TASK DESCRIPTION
Print each line exactly as it is given.

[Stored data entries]

################

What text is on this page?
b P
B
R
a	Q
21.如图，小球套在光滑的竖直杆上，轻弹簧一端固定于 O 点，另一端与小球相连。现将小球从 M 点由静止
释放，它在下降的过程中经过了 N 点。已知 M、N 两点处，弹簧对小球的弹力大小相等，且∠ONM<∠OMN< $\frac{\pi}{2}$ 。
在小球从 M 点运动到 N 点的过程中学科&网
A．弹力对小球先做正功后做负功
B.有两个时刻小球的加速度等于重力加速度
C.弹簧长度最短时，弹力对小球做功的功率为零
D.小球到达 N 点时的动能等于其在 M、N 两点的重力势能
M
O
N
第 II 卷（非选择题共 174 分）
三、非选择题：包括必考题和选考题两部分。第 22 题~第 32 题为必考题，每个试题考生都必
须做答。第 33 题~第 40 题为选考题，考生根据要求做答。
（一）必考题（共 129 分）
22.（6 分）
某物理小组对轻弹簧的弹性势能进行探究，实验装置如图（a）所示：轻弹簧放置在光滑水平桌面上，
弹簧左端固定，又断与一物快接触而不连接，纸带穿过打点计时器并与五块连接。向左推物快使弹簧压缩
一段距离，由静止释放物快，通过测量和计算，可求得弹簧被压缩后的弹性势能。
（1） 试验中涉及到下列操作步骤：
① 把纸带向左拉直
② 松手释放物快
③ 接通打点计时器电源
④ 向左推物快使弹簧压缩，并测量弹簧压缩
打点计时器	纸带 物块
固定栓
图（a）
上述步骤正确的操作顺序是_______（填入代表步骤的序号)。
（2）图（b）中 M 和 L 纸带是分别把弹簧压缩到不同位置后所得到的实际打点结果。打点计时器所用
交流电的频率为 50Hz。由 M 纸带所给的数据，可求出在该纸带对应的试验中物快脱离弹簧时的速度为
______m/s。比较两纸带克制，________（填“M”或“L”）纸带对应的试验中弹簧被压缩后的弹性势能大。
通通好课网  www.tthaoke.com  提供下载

################

EXERCISE OUTPUT
What text is on this page?
b P
B
R
a	Q
21.如图，小球套在光滑的竖直杆上，轻弹簧一端固定于 O 点，另一端与小球相连。现将小球从 M 点由静止
释放，它在下降的过程中经过了 N 点。已知 M、N 两点处，弹簧对小球的弹力大小相等，且∠ONM<∠OMN< $\frac{\pi}{2}$ 。
在小球从 M 点运动到 N 点的过程中学科&网
A．弹力对小球先做正功后做负功
B.有两个时刻小球的加速度等于重力加速度
C.弹簧长度最短时，弹力对小球做功的功率为零
D.小球到达 N 点时的动能等于其在 M、N 两点的重力势能
M
O
N
第 II 卷（非选择题共 174 分）
三、非选择题：包括必考题和选考题两部分。第 22 题~第 32 题为必考题，每个试题考生都必
须做答。第 33 题~第 40 题为选考题，考生根据要求做答。
（一）必考题（共 129 分）
22.（6 分）
某物理小组对轻弹簧的弹性势能进行探究，实验装置如图（a）所示：轻弹簧放置在光滑水平桌面上，
弹簧左端固定，又断与一物快接触而不连接，纸带穿过打点计时器并与五块连接。向左推物快使弹簧压缩
一段距离，由静止释放物快，通过测量和计算，可求得弹簧被压缩后的弹性势能。
（1） 试验中涉及到下列操作步骤：
① 把纸带向左拉直
② 松手释放物快
③ 接通打点计时器电源
④ 向左推物快使弹簧压缩，并测量弹簧压缩
打点计时器	纸带 物块
固定栓
图（a）
上述步骤正确的操作顺序是_______（填入代表步骤的序号)。
（2）图（b）中 M 和 L 纸带是分别把弹簧压缩到不同位置后所得到的实际打点结果。打点计时器所用
交流电的频率为 50Hz。由 M 纸带所给的数据，可求出在该纸带对应的试验中物快脱离弹簧时的速度为
______m/s。比较两纸带克制，________（填“M”或“L”）纸带对应的试验中弹簧被压缩后的弹性势能大。
通通好课网  www.tthaoke.com  提供下载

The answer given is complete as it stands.